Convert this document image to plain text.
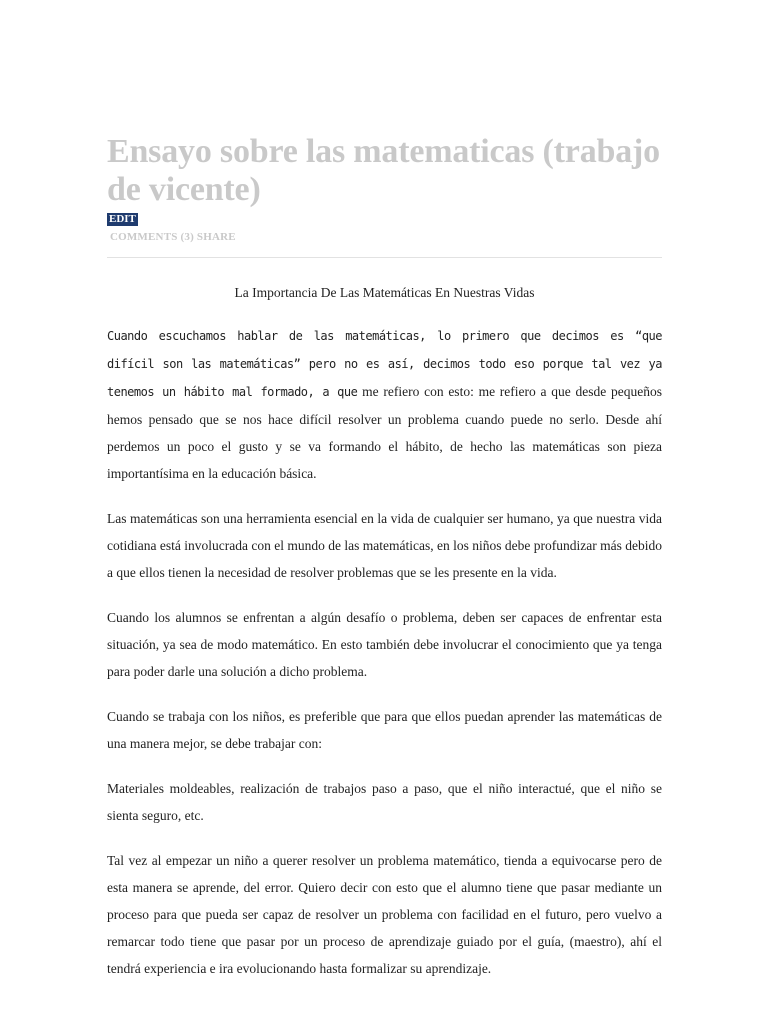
Ensayo sobre las matematicas (trabajo de vicente)
EDIT
COMMENTS (3) SHARE
La Importancia De Las Matemáticas En Nuestras Vidas
Cuando escuchamos hablar de las matemáticas, lo primero que decimos es “que difícil son las matemáticas” pero no es así, decimos todo eso porque tal vez ya tenemos un hábito mal formado, a que me refiero con esto: me refiero a que desde pequeños hemos pensado que se nos hace difícil resolver un problema cuando puede no serlo. Desde ahí perdemos un poco el gusto y se va formando el hábito, de hecho las matemáticas son pieza importantísima en la educación básica.
Las matemáticas son una herramienta esencial en la vida de cualquier ser humano, ya que nuestra vida cotidiana está involucrada con el mundo de las matemáticas, en los niños debe profundizar más debido a que ellos tienen la necesidad de resolver problemas que se les presente en la vida.
Cuando los alumnos se enfrentan a algún desafío o problema, deben ser capaces de enfrentar esta situación, ya sea de modo matemático. En esto también debe involucrar el conocimiento que ya tenga para poder darle una solución a dicho problema.
Cuando se trabaja con los niños, es preferible que para que ellos puedan aprender las matemáticas de una manera mejor, se debe trabajar con:
Materiales moldeables, realización de trabajos paso a paso, que el niño interactué, que el niño se sienta seguro, etc.
Tal vez al empezar un niño a querer resolver un problema matemático, tienda a equivocarse pero de esta manera se aprende, del error. Quiero decir con esto que el alumno tiene que pasar mediante un proceso para que pueda ser capaz de resolver un problema con facilidad en el futuro, pero vuelvo a remarcar todo tiene que pasar por un proceso de aprendizaje guiado por el guía, (maestro), ahí el tendrá experiencia e ira evolucionando hasta formalizar su aprendizaje.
--------------------------------------------------
STATED GOAL — In your copy of the listing above, reproduce each line exactly and omit all pictures.

TASK SOLUTION —
Convert this document image to plain text.
Ensayo sobre las matematicas (trabajo de vicente)
EDIT
COMMENTS (3) SHARE
La Importancia De Las Matemáticas En Nuestras Vidas
Cuando escuchamos hablar de las matemáticas, lo primero que decimos es “que difícil son las matemáticas” pero no es así, decimos todo eso porque tal vez ya tenemos un hábito mal formado, a que me refiero con esto: me refiero a que desde pequeños hemos pensado que se nos hace difícil resolver un problema cuando puede no serlo. Desde ahí perdemos un poco el gusto y se va formando el hábito, de hecho las matemáticas son pieza importantísima en la educación básica.
Las matemáticas son una herramienta esencial en la vida de cualquier ser humano, ya que nuestra vida cotidiana está involucrada con el mundo de las matemáticas, en los niños debe profundizar más debido a que ellos tienen la necesidad de resolver problemas que se les presente en la vida.
Cuando los alumnos se enfrentan a algún desafío o problema, deben ser capaces de enfrentar esta situación, ya sea de modo matemático. En esto también debe involucrar el conocimiento que ya tenga para poder darle una solución a dicho problema.
Cuando se trabaja con los niños, es preferible que para que ellos puedan aprender las matemáticas de una manera mejor, se debe trabajar con:
Materiales moldeables, realización de trabajos paso a paso, que el niño interactué, que el niño se sienta seguro, etc.
Tal vez al empezar un niño a querer resolver un problema matemático, tienda a equivocarse pero de esta manera se aprende, del error. Quiero decir con esto que el alumno tiene que pasar mediante un proceso para que pueda ser capaz de resolver un problema con facilidad en el futuro, pero vuelvo a remarcar todo tiene que pasar por un proceso de aprendizaje guiado por el guía, (maestro), ahí el tendrá experiencia e ira evolucionando hasta formalizar su aprendizaje.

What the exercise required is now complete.